▶ [What is required] Restate the entries below verbatim.

▶ [The data]

--------------------------------------------------

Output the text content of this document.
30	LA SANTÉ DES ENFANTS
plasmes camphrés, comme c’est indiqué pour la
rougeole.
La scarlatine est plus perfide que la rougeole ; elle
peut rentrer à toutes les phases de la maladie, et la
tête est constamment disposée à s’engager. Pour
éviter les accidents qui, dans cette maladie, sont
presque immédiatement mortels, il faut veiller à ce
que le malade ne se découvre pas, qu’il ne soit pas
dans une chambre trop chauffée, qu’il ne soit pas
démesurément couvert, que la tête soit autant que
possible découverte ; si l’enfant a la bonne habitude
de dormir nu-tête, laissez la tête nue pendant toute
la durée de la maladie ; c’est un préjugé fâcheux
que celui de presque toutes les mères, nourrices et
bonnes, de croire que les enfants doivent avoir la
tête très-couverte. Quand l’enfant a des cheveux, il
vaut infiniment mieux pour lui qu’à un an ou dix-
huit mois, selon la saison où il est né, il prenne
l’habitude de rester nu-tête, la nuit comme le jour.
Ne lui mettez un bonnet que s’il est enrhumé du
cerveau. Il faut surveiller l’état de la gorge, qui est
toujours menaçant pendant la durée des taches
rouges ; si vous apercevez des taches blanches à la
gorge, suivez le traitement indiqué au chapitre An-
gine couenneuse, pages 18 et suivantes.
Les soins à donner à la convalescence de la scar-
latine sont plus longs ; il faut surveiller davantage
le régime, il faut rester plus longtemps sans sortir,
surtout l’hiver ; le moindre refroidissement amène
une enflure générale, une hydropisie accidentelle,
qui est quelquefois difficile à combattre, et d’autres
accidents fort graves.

--------------------------------------------------

▶ [Solution for this task]
Output the text content of this document.
30	LA SANTÉ DES ENFANTS
plasmes camphrés, comme c’est indiqué pour la
rougeole.
La scarlatine est plus perfide que la rougeole ; elle
peut rentrer à toutes les phases de la maladie, et la
tête est constamment disposée à s’engager. Pour
éviter les accidents qui, dans cette maladie, sont
presque immédiatement mortels, il faut veiller à ce
que le malade ne se découvre pas, qu’il ne soit pas
dans une chambre trop chauffée, qu’il ne soit pas
démesurément couvert, que la tête soit autant que
possible découverte ; si l’enfant a la bonne habitude
de dormir nu-tête, laissez la tête nue pendant toute
la durée de la maladie ; c’est un préjugé fâcheux
que celui de presque toutes les mères, nourrices et
bonnes, de croire que les enfants doivent avoir la
tête très-couverte. Quand l’enfant a des cheveux, il
vaut infiniment mieux pour lui qu’à un an ou dix-
huit mois, selon la saison où il est né, il prenne
l’habitude de rester nu-tête, la nuit comme le jour.
Ne lui mettez un bonnet que s’il est enrhumé du
cerveau. Il faut surveiller l’état de la gorge, qui est
toujours menaçant pendant la durée des taches
rouges ; si vous apercevez des taches blanches à la
gorge, suivez le traitement indiqué au chapitre An-
gine couenneuse, pages 18 et suivantes.
Les soins à donner à la convalescence de la scar-
latine sont plus longs ; il faut surveiller davantage
le régime, il faut rester plus longtemps sans sortir,
surtout l’hiver ; le moindre refroidissement amène
une enflure générale, une hydropisie accidentelle,
qui est quelquefois difficile à combattre, et d’autres
accidents fort graves.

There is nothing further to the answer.